Stated problem » Write out only the lines from the line containing "Output the text content of this document." to the end of the listing below, both included, exactly as they stand. Drop the pictures.
################
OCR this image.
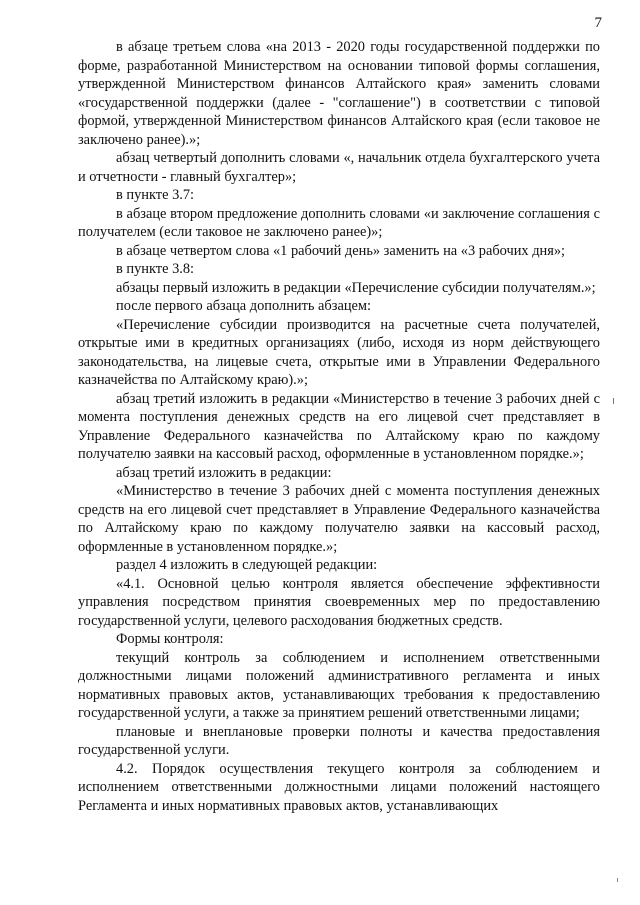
7

в абзаце третьем слова «на 2013 - 2020 годы государственной поддержки по форме, разработанной Министерством на основании типовой формы соглашения, утвержденной Министерством финансов Алтайского края» заменить словами «государственной поддержки (далее - "соглашение") в соответствии с типовой формой, утвержденной Министерством финансов Алтайского края (если таковое не заключено ранее).»;

абзац четвертый дополнить словами «, начальник отдела бухгалтерского учета и отчетности - главный бухгалтер»;

в пункте 3.7:

в абзаце втором предложение дополнить словами «и заключение соглашения с получателем (если таковое не заключено ранее)»;

в абзаце четвертом слова «1 рабочий день» заменить на «3 рабочих дня»;

в пункте 3.8:

абзацы первый изложить в редакции «Перечисление субсидии получателям.»;

после первого абзаца дополнить абзацем:

«Перечисление субсидии производится на расчетные счета получателей, открытые ими в кредитных организациях (либо, исходя из норм действующего законодательства, на лицевые счета, открытые ими в Управлении Федерального казначейства по Алтайскому краю).»;

абзац третий изложить в редакции «Министерство в течение 3 рабочих дней с момента поступления денежных средств на его лицевой счет представляет в Управление Федерального казначейства по Алтайскому краю по каждому получателю заявки на кассовый расход, оформленные в установленном порядке.»;

абзац третий изложить в редакции:

«Министерство в течение 3 рабочих дней с момента поступления денежных средств на его лицевой счет представляет в Управление Федерального казначейства по Алтайскому краю по каждому получателю заявки на кассовый расход, оформленные в установленном порядке.»;

раздел 4 изложить в следующей редакции:

«4.1. Основной целью контроля является обеспечение эффективности управления посредством принятия своевременных мер по предоставлению государственной услуги, целевого расходования бюджетных средств.

Формы контроля:

текущий контроль за соблюдением и исполнением ответственными должностными лицами положений административного регламента и иных нормативных правовых актов, устанавливающих требования к предоставлению государственной услуги, а также за принятием решений ответственными лицами;

плановые и внеплановые проверки полноты и качества предоставления государственной услуги.

4.2. Порядок осуществления текущего контроля за соблюдением и исполнением ответственными должностными лицами положений настоящего Регламента и иных нормативных правовых актов, устанавливающих
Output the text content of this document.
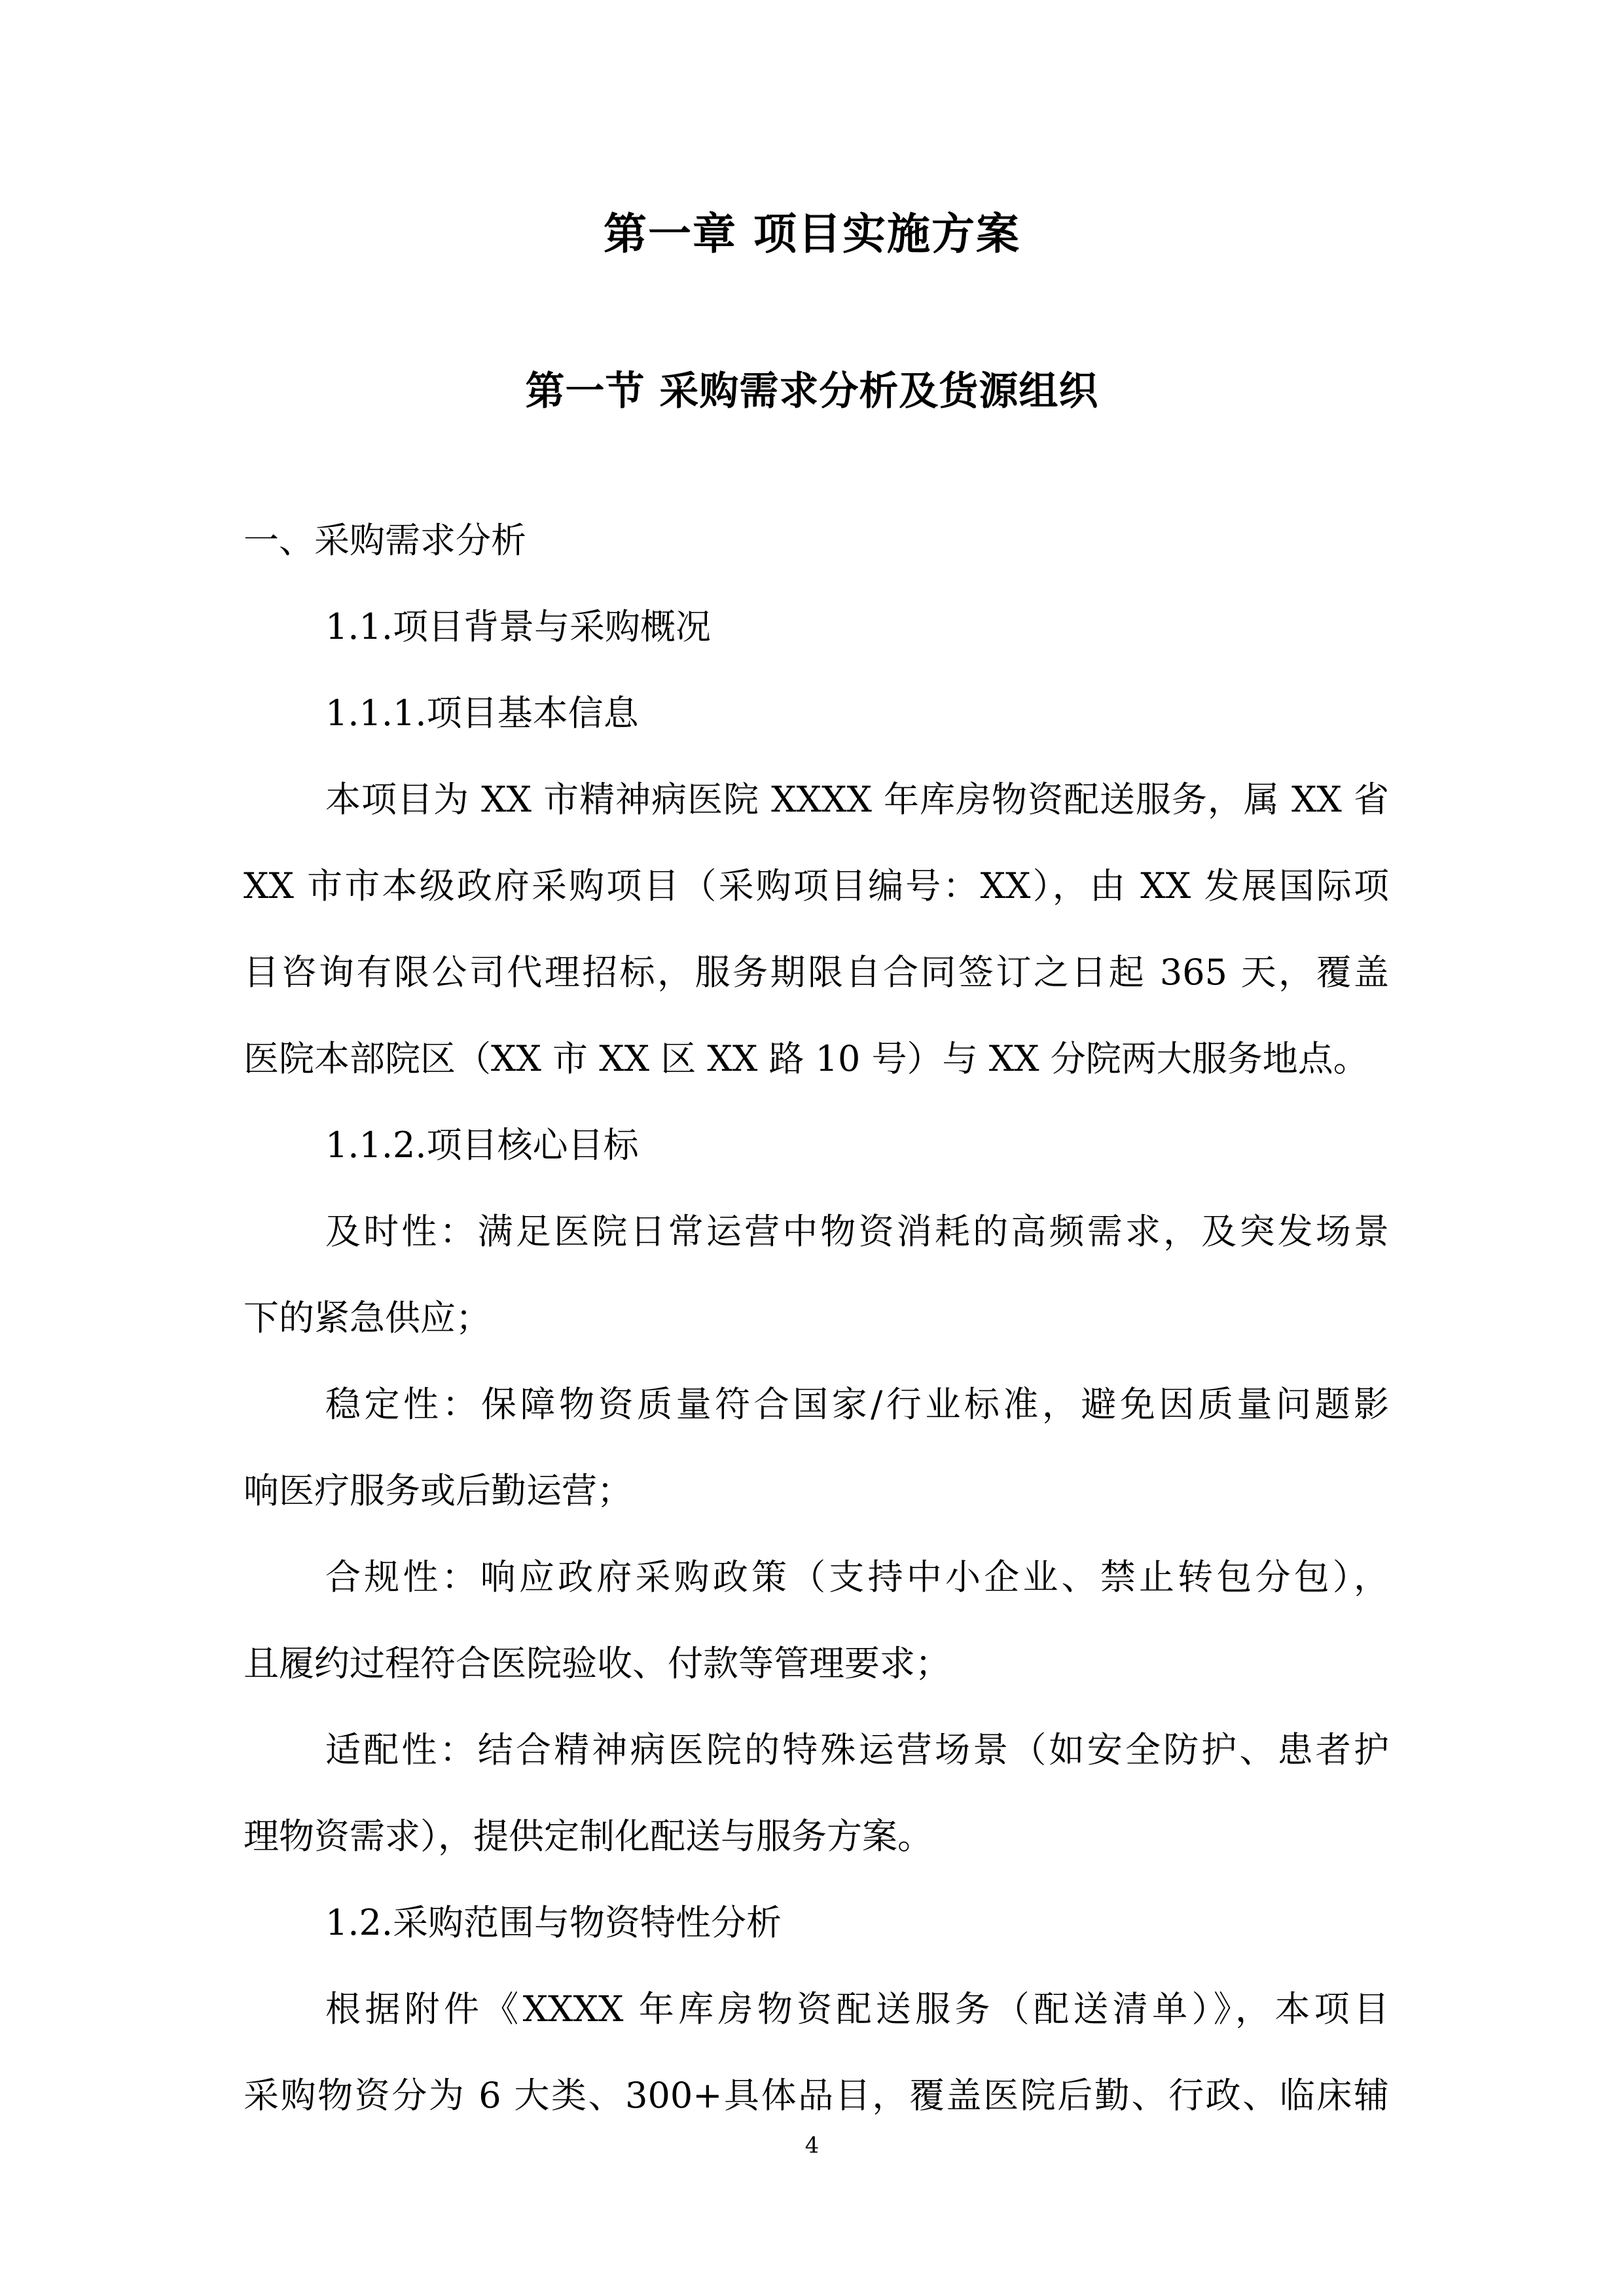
第一章 项目实施方案
第一节 采购需求分析及货源组织
一、采购需求分析
1.1.项目背景与采购概况
1.1.1.项目基本信息
本项目为 XX 市精神病医院 XXXX 年库房物资配送服务，属 XX 省
XX 市市本级政府采购项目（采购项目编号：XX），由 XX 发展国际项
目咨询有限公司代理招标，服务期限自合同签订之日起 365 天，覆盖
医院本部院区（XX 市 XX 区 XX 路 10 号）与 XX 分院两大服务地点。
1.1.2.项目核心目标
及时性：满足医院日常运营中物资消耗的高频需求，及突发场景
下的紧急供应；
稳定性：保障物资质量符合国家/行业标准，避免因质量问题影
响医疗服务或后勤运营；
合规性：响应政府采购政策（支持中小企业、禁止转包分包），
且履约过程符合医院验收、付款等管理要求；
适配性：结合精神病医院的特殊运营场景（如安全防护、患者护
理物资需求），提供定制化配送与服务方案。
1.2.采购范围与物资特性分析
根据附件《XXXX 年库房物资配送服务（配送清单）》，本项目
采购物资分为 6 大类、300+具体品目，覆盖医院后勤、行政、临床辅
4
################
Output for this task »
Output the text content of this document.
第一章 项目实施方案
第一节 采购需求分析及货源组织
一、采购需求分析
1.1.项目背景与采购概况
1.1.1.项目基本信息
本项目为 XX 市精神病医院 XXXX 年库房物资配送服务，属 XX 省
XX 市市本级政府采购项目（采购项目编号：XX），由 XX 发展国际项
目咨询有限公司代理招标，服务期限自合同签订之日起 365 天，覆盖
医院本部院区（XX 市 XX 区 XX 路 10 号）与 XX 分院两大服务地点。
1.1.2.项目核心目标
及时性：满足医院日常运营中物资消耗的高频需求，及突发场景
下的紧急供应；
稳定性：保障物资质量符合国家/行业标准，避免因质量问题影
响医疗服务或后勤运营；
合规性：响应政府采购政策（支持中小企业、禁止转包分包），
且履约过程符合医院验收、付款等管理要求；
适配性：结合精神病医院的特殊运营场景（如安全防护、患者护
理物资需求），提供定制化配送与服务方案。
1.2.采购范围与物资特性分析
根据附件《XXXX 年库房物资配送服务（配送清单）》，本项目
采购物资分为 6 大类、300+具体品目，覆盖医院后勤、行政、临床辅
4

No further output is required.